THE RECORDS:
-------------------------
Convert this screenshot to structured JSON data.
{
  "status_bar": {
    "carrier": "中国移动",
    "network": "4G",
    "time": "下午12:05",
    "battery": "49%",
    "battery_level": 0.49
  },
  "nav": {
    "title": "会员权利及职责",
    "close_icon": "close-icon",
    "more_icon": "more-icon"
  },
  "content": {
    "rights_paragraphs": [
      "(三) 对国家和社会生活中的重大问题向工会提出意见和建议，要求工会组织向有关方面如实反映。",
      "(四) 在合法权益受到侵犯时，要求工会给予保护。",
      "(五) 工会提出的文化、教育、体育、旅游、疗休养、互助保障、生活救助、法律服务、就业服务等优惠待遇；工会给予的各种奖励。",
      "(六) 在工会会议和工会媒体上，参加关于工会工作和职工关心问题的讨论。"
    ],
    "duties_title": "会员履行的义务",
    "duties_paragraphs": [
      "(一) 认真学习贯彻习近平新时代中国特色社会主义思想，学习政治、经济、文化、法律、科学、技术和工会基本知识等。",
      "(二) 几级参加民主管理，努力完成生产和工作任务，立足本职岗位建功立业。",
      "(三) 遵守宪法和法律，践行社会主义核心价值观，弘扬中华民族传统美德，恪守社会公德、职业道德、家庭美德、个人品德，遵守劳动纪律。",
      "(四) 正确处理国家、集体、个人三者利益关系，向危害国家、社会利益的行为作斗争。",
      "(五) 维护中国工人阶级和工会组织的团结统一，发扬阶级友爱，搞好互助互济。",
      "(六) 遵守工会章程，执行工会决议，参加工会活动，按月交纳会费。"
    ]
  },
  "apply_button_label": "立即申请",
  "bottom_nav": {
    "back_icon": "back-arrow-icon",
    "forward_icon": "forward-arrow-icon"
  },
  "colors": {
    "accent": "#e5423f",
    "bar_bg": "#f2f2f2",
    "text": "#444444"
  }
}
-------------------------
AIM OF THE EXERCISE:
Each line holding "arrow" must be found and copied.

FINAL RESULT:
    "back_icon": "back-arrow-icon",
    "forward_icon": "forward-arrow-icon"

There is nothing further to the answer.